** Start Provided data **
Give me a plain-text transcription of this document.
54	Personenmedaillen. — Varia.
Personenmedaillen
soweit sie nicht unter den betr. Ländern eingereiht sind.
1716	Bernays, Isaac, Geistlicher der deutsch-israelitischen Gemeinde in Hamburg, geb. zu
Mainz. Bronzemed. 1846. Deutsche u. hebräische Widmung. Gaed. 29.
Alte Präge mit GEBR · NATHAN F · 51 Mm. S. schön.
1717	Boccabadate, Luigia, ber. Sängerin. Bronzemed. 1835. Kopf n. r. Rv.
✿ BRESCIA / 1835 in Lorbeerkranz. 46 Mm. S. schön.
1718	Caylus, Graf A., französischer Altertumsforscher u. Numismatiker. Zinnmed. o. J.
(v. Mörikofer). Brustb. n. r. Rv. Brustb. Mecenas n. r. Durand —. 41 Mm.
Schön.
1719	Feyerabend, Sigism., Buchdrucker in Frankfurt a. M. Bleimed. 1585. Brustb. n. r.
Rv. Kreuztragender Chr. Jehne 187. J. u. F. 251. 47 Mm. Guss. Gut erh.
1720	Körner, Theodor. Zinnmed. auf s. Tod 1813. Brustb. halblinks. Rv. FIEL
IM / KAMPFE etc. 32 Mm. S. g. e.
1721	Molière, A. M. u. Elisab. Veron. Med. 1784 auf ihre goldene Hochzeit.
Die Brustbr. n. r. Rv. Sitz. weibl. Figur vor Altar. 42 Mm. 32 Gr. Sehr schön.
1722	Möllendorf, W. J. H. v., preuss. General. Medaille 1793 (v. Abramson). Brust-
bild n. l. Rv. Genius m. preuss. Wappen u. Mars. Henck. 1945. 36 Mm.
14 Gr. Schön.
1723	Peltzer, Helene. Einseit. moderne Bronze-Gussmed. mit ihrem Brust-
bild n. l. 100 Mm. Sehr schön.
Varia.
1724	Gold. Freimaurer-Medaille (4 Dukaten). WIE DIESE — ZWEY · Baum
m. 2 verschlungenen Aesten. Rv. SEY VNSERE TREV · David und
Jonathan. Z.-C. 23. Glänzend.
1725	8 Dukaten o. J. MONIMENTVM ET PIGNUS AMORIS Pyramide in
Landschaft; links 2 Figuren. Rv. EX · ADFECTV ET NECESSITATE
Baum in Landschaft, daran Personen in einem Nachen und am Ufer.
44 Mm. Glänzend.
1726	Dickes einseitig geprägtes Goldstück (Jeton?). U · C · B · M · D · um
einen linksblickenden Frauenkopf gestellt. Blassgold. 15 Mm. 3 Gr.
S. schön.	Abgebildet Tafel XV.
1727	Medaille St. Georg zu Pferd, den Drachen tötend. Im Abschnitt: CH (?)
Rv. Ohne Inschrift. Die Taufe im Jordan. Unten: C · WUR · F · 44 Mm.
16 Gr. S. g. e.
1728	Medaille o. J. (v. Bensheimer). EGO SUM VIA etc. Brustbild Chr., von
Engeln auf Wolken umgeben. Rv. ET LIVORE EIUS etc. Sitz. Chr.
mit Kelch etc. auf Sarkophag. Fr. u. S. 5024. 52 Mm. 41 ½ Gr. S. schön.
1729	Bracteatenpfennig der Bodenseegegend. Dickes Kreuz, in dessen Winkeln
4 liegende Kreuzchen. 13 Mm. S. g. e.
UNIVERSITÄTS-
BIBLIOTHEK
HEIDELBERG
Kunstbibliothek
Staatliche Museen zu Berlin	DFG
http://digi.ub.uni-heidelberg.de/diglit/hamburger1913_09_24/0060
** End Provided data **
Work to complete :: Please restate the data word for word, every record included.

Problem solution ::
Give me a plain-text transcription of this document.
54	Personenmedaillen. — Varia.
Personenmedaillen
soweit sie nicht unter den betr. Ländern eingereiht sind.
1716	Bernays, Isaac, Geistlicher der deutsch-israelitischen Gemeinde in Hamburg, geb. zu
Mainz. Bronzemed. 1846. Deutsche u. hebräische Widmung. Gaed. 29.
Alte Präge mit GEBR · NATHAN F · 51 Mm. S. schön.
1717	Boccabadate, Luigia, ber. Sängerin. Bronzemed. 1835. Kopf n. r. Rv.
✿ BRESCIA / 1835 in Lorbeerkranz. 46 Mm. S. schön.
1718	Caylus, Graf A., französischer Altertumsforscher u. Numismatiker. Zinnmed. o. J.
(v. Mörikofer). Brustb. n. r. Rv. Brustb. Mecenas n. r. Durand —. 41 Mm.
Schön.
1719	Feyerabend, Sigism., Buchdrucker in Frankfurt a. M. Bleimed. 1585. Brustb. n. r.
Rv. Kreuztragender Chr. Jehne 187. J. u. F. 251. 47 Mm. Guss. Gut erh.
1720	Körner, Theodor. Zinnmed. auf s. Tod 1813. Brustb. halblinks. Rv. FIEL
IM / KAMPFE etc. 32 Mm. S. g. e.
1721	Molière, A. M. u. Elisab. Veron. Med. 1784 auf ihre goldene Hochzeit.
Die Brustbr. n. r. Rv. Sitz. weibl. Figur vor Altar. 42 Mm. 32 Gr. Sehr schön.
1722	Möllendorf, W. J. H. v., preuss. General. Medaille 1793 (v. Abramson). Brust-
bild n. l. Rv. Genius m. preuss. Wappen u. Mars. Henck. 1945. 36 Mm.
14 Gr. Schön.
1723	Peltzer, Helene. Einseit. moderne Bronze-Gussmed. mit ihrem Brust-
bild n. l. 100 Mm. Sehr schön.
Varia.
1724	Gold. Freimaurer-Medaille (4 Dukaten). WIE DIESE — ZWEY · Baum
m. 2 verschlungenen Aesten. Rv. SEY VNSERE TREV · David und
Jonathan. Z.-C. 23. Glänzend.
1725	8 Dukaten o. J. MONIMENTVM ET PIGNUS AMORIS Pyramide in
Landschaft; links 2 Figuren. Rv. EX · ADFECTV ET NECESSITATE
Baum in Landschaft, daran Personen in einem Nachen und am Ufer.
44 Mm. Glänzend.
1726	Dickes einseitig geprägtes Goldstück (Jeton?). U · C · B · M · D · um
einen linksblickenden Frauenkopf gestellt. Blassgold. 15 Mm. 3 Gr.
S. schön.	Abgebildet Tafel XV.
1727	Medaille St. Georg zu Pferd, den Drachen tötend. Im Abschnitt: CH (?)
Rv. Ohne Inschrift. Die Taufe im Jordan. Unten: C · WUR · F · 44 Mm.
16 Gr. S. g. e.
1728	Medaille o. J. (v. Bensheimer). EGO SUM VIA etc. Brustbild Chr., von
Engeln auf Wolken umgeben. Rv. ET LIVORE EIUS etc. Sitz. Chr.
mit Kelch etc. auf Sarkophag. Fr. u. S. 5024. 52 Mm. 41 ½ Gr. S. schön.
1729	Bracteatenpfennig der Bodenseegegend. Dickes Kreuz, in dessen Winkeln
4 liegende Kreuzchen. 13 Mm. S. g. e.
UNIVERSITÄTS-
BIBLIOTHEK
HEIDELBERG
Kunstbibliothek
Staatliche Museen zu Berlin	DFG
http://digi.ub.uni-heidelberg.de/diglit/hamburger1913_09_24/0060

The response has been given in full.